EXCERPTED TEXT:
Global Consistency and Local Dynamics {#sec-global-local}
A fundamental bargain in long-video generation is between global consistency and local dynamics. On the one hand, to ensure that characters and scenes in long videos remain consistent across hundreds of frames, the model needs to fuse the global information across all frames. However, global attention spreads its focus across too many frames, diluting the weight of information obtained from each frame, which results in the smoothing out of motion details and a reduction in dynamic range. On the other hand, local sliding windows can preserve short-range motion details, but the lack of sufficient information transfer between adjacent windows leads to appearance drift and flickering.
Generally, methods mentioned above focus on the fusion of global and local information at model level. FreeLong uses high and low frequency stream, while LongDiff and FreeLOC modify the attention mechanism. However, another aspect in video diffusion, the denoising process, is neglected. The denoising process of diffusion models is inherently phased: early steps primarily determine the global structure and layout, while later steps fill in details and textures. Retaining too much local motion information in the early stages may disrupt the establishment of the global structure, while imposing excessive global constraints in the later stages may suppress the rendering of details.
Specifically, the SOTA method, FreeLOC, has several limitation to solve:
- The first-frame attention sink may be suboptimal during drastic scene changes, such as scene transitions or significant camera movements.
- The layer-wise probing procedure is model-specific, requiring re-execution whenever a new base model is introduced.
- It focuses on frame-level OOD and context-length OOD to ensure local and global visual quality. However, long videos also present semantic-level OOD challenges — as videos grow longer, semantic content may drift beyond the training distribution, particularly in complex multi-scene narratives and multi-character interactions.
To solve these issues, here are some potential solutions:
- Introduce multiple attention sink or dynamic attention sink. For example, LongDiff references from a small set of detected key frames.
- Instead of performing offline probing, we estimate the sensitivity of each layer in real time during the denoising process.

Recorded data

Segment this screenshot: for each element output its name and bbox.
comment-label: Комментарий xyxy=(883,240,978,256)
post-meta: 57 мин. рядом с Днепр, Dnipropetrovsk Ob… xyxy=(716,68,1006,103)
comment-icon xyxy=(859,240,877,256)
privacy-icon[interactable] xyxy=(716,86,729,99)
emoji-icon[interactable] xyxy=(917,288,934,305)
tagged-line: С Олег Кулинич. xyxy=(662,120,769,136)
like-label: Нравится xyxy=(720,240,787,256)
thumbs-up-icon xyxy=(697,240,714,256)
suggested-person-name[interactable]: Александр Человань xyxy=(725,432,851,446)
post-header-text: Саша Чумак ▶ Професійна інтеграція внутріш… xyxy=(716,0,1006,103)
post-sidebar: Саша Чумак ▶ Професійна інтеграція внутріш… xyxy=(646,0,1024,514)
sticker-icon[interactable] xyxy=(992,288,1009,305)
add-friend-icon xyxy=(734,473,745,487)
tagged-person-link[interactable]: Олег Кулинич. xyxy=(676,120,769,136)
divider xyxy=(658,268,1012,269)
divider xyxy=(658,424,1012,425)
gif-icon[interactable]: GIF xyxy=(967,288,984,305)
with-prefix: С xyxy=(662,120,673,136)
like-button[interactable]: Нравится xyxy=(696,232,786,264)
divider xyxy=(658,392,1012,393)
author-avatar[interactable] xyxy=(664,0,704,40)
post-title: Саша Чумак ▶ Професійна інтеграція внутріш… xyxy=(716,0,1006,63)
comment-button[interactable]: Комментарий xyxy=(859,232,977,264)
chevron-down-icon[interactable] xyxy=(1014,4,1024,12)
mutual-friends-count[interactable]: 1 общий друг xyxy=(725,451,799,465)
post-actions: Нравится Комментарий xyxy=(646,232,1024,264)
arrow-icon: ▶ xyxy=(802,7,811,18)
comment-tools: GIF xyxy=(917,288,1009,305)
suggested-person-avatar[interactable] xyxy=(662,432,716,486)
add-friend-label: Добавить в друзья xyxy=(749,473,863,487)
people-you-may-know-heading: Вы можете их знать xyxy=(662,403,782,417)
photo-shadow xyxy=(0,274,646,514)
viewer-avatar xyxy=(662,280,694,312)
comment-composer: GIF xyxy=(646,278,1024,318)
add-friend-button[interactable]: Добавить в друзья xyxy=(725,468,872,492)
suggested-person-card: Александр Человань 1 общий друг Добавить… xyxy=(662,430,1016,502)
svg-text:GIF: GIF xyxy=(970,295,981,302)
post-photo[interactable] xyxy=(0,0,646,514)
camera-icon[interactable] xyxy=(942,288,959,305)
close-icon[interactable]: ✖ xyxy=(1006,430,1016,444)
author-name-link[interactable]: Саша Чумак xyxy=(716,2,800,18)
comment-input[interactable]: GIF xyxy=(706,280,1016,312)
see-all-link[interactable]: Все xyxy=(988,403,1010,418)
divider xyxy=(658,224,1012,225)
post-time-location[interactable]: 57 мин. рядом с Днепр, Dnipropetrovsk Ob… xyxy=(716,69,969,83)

EXERCISE OBJECTIVE: From the passage on global consistency and local dynamics, please output the part that opens with the words containing "- The layer-wise" and closes with "the denoising process.". None of the material here matters for this.

ANSWER FOR THIS EXERCISE:
- The layer-wise probing procedure is model-specific, requiring re-execution whenever a new base model is introduced.
- It focuses on frame-level OOD and context-length OOD to ensure local and global visual quality. However, long videos also present semantic-level OOD challenges — as videos grow longer, semantic content may drift beyond the training distribution, particularly in complex multi-scene narratives and multi-character interactions.
To solve these issues, here are some potential solutions:
- Introduce multiple attention sink or dynamic attention sink. For example, LongDiff references from a small set of detected key frames.
- Instead of performing offline probing, we estimate the sensitivity of each layer in real time during the denoising process.